- [What is expected] Consider the data that follows and state how many lines contain the string "flag", using the number alone.

* BEGIN *

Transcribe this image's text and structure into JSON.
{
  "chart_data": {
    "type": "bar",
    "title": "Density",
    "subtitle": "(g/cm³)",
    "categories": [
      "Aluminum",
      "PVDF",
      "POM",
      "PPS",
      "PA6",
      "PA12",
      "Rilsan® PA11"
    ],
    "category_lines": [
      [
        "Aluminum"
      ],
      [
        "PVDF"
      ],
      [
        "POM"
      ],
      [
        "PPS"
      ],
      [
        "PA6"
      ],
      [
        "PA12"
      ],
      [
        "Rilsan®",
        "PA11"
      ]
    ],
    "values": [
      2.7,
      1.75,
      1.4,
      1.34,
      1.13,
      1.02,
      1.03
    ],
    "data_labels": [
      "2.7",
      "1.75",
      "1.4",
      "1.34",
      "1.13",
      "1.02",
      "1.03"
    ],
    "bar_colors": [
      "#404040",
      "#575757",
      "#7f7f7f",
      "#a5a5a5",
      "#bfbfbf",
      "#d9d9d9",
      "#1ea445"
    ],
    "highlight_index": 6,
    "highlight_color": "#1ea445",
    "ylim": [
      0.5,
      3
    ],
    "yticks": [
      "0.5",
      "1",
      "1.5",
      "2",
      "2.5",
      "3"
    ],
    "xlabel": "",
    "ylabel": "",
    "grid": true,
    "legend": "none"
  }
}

* END *
* BEGIN *

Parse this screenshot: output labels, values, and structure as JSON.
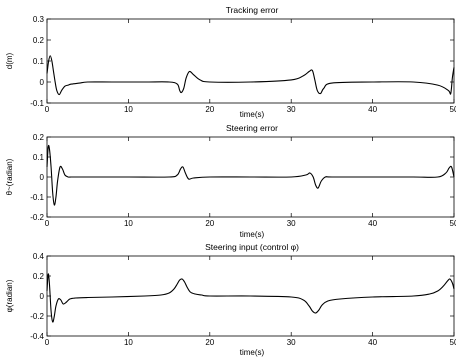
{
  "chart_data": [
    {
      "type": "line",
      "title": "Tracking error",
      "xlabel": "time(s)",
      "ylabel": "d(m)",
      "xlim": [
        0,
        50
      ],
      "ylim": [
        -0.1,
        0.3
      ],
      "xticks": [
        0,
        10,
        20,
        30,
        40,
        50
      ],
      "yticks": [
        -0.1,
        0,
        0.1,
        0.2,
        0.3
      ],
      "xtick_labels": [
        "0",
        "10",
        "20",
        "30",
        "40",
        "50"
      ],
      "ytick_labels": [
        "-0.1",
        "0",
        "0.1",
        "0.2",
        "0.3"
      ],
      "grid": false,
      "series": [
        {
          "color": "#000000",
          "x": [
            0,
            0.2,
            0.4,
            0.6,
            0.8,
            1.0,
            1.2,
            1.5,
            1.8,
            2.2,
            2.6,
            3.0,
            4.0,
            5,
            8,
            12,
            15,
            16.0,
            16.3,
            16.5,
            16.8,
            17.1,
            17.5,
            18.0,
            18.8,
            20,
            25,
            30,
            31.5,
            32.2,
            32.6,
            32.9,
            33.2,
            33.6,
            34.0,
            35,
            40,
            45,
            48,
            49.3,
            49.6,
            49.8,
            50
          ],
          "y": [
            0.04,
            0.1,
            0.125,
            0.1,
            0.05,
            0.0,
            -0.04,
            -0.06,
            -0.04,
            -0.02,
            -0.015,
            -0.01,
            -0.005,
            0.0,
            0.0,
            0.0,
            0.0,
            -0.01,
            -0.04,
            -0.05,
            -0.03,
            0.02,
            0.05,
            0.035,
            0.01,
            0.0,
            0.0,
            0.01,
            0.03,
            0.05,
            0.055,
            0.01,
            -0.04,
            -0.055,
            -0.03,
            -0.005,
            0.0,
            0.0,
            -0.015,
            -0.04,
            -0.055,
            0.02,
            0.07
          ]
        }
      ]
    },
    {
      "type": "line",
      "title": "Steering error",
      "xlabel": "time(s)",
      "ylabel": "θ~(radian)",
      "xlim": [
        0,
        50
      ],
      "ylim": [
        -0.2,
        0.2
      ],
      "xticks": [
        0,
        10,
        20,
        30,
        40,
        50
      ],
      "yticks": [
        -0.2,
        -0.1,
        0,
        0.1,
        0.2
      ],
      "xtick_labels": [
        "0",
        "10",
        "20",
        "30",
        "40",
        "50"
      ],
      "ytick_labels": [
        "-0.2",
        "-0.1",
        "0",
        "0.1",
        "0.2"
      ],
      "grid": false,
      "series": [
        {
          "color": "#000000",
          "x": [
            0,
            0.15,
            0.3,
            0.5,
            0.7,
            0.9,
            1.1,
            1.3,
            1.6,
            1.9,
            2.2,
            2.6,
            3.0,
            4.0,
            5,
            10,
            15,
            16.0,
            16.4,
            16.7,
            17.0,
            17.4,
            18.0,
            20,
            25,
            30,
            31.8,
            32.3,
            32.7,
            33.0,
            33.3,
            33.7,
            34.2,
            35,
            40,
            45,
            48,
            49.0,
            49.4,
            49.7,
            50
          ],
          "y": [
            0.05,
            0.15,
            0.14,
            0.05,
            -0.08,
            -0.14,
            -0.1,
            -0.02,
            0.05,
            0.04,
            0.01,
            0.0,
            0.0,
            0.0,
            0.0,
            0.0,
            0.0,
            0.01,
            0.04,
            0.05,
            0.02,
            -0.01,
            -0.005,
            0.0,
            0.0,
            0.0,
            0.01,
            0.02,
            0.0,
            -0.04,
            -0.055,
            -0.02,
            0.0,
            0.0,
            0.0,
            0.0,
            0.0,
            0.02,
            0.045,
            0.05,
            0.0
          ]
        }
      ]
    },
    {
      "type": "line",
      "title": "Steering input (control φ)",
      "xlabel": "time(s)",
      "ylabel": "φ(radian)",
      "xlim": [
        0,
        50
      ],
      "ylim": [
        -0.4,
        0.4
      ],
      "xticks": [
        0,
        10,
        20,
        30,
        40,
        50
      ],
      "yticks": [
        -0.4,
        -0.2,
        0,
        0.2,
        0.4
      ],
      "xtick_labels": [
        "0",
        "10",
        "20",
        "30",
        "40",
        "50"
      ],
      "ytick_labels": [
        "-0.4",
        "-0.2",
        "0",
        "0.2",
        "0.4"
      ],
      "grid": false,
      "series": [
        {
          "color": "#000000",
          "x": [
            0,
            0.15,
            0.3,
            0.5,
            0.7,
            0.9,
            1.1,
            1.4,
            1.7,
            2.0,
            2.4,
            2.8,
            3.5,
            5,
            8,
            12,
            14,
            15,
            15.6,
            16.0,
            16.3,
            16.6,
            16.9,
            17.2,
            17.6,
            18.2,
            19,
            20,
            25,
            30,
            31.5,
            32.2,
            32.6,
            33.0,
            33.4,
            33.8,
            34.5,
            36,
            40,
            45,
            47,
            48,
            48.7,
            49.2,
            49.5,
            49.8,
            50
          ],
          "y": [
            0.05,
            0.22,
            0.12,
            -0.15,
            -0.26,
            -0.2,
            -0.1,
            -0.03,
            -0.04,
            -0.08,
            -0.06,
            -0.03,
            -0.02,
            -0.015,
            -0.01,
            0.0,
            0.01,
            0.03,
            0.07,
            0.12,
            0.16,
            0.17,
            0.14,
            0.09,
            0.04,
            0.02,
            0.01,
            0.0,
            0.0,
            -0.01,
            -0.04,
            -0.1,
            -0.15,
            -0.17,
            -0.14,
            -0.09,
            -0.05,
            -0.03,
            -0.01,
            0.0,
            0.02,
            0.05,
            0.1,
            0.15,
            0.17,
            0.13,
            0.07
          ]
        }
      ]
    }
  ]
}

* END *
* BEGIN *

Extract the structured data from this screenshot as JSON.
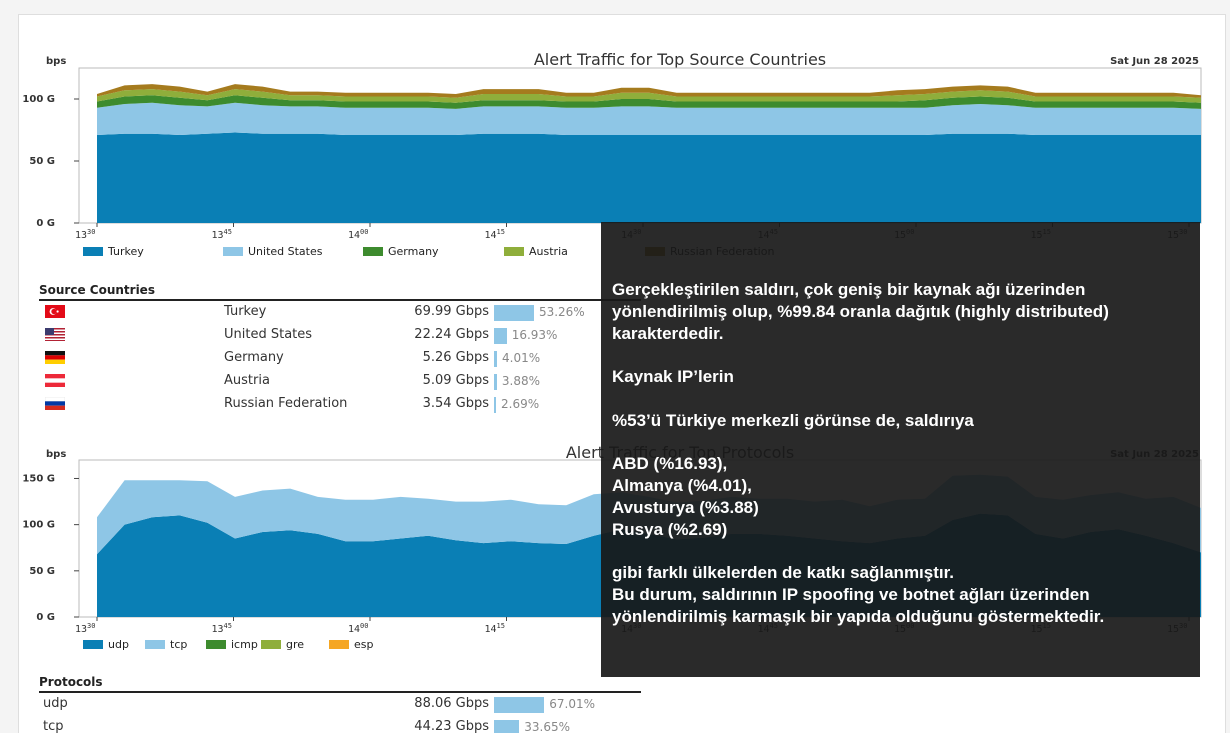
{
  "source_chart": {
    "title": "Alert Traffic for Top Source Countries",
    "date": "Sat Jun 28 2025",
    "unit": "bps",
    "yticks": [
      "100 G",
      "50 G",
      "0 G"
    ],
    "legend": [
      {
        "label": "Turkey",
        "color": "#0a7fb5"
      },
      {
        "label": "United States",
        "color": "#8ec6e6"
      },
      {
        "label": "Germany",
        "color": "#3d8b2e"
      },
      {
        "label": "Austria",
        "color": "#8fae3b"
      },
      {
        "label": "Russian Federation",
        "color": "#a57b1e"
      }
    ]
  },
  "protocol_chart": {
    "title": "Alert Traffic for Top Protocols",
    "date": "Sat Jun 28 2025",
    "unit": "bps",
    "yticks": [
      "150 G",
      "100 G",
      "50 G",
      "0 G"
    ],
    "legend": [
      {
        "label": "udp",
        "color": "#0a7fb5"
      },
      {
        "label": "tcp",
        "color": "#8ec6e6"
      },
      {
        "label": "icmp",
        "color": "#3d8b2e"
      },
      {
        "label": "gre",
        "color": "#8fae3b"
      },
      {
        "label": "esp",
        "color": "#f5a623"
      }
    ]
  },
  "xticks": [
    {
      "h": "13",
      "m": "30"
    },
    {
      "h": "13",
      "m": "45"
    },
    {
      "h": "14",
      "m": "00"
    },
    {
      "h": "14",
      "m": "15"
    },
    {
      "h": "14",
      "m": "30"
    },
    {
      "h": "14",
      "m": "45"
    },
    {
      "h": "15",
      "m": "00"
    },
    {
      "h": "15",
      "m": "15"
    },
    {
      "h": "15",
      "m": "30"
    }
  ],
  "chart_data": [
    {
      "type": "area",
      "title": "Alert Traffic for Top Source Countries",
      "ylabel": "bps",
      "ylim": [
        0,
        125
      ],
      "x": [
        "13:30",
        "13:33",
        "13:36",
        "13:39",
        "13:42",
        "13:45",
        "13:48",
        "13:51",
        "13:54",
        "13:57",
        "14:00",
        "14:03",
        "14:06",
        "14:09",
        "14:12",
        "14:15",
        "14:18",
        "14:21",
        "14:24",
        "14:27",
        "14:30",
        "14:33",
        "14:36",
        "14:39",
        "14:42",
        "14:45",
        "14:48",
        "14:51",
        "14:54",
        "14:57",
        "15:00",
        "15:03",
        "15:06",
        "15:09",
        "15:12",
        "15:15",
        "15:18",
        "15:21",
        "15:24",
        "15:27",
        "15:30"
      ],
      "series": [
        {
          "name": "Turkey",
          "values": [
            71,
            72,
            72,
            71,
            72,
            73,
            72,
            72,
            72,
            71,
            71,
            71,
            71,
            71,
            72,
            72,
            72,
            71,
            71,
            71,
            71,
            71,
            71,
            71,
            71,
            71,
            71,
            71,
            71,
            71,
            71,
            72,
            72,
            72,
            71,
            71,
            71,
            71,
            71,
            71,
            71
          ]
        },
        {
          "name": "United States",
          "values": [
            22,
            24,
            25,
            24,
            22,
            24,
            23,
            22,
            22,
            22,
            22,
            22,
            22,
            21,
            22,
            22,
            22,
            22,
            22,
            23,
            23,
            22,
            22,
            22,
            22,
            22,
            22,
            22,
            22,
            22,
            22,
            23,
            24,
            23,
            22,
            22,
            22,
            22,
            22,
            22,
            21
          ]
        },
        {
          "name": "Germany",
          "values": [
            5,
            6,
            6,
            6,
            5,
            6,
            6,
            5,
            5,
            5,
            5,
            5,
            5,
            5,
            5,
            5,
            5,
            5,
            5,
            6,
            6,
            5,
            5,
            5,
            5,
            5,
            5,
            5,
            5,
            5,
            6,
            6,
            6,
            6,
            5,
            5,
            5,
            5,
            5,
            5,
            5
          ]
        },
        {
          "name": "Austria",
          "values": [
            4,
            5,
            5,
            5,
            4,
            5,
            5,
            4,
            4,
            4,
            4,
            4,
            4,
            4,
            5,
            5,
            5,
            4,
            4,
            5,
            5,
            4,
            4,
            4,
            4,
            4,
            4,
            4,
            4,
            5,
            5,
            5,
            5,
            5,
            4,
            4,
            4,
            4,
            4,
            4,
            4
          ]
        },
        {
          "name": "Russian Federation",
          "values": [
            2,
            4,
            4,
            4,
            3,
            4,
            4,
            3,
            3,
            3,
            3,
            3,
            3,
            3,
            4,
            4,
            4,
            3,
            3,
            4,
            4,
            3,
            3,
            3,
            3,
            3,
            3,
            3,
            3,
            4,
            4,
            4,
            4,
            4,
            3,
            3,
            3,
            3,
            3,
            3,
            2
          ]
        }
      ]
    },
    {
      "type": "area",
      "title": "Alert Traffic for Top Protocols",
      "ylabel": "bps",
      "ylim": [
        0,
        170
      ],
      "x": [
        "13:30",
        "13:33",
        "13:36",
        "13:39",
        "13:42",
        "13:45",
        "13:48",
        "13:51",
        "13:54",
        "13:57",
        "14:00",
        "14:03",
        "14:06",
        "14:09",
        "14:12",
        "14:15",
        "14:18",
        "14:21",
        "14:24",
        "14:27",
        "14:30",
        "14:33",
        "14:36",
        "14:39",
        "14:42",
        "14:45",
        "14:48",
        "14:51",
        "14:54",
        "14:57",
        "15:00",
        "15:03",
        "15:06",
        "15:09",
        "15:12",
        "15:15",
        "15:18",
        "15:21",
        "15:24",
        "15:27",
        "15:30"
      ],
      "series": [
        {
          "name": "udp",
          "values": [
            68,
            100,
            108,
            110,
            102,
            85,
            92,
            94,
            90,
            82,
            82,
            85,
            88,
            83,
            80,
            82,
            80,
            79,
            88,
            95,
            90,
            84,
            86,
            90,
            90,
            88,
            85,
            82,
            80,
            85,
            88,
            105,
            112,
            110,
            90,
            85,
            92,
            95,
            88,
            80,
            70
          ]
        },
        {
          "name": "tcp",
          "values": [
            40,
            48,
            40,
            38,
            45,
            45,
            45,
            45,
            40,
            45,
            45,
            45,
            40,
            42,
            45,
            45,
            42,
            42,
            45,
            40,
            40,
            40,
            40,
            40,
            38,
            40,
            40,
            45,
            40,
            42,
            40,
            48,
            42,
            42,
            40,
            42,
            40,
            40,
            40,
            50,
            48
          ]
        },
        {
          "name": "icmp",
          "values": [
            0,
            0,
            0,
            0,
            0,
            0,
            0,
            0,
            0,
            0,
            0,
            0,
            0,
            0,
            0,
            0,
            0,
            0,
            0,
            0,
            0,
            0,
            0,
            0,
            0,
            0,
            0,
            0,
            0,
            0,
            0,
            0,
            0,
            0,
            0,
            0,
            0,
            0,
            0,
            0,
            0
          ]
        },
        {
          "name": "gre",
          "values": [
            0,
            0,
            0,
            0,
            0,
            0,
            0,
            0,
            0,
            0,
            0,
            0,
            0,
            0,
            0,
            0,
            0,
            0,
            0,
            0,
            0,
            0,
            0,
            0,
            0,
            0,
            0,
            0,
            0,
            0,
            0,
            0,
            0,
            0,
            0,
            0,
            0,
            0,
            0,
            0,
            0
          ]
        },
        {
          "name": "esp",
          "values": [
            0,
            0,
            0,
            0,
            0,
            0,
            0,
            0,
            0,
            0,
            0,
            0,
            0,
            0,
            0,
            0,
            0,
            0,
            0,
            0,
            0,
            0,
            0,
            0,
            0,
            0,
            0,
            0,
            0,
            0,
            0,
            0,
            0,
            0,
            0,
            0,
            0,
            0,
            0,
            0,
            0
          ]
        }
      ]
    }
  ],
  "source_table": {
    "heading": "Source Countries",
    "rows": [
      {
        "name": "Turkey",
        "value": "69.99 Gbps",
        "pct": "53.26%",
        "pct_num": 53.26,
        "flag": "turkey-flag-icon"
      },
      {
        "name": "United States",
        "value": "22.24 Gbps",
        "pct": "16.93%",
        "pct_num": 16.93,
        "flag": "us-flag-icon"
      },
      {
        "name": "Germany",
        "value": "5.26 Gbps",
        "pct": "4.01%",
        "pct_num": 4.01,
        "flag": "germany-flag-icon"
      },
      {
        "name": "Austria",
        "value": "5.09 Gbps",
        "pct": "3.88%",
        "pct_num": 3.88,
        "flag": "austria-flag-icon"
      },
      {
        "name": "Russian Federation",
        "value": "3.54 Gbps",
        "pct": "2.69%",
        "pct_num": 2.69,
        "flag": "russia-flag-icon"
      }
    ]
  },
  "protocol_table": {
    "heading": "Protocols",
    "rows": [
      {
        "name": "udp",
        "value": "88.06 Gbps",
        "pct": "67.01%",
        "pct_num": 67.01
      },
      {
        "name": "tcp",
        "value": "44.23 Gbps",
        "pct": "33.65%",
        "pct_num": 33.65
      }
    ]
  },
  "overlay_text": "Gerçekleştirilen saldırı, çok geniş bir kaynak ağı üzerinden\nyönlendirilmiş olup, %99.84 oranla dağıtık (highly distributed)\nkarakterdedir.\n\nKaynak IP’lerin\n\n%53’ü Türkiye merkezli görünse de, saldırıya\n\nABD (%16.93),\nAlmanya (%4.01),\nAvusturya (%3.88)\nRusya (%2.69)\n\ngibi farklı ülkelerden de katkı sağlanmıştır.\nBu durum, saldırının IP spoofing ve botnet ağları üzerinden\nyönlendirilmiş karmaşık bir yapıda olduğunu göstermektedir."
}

* END *

- [Output for this task] 5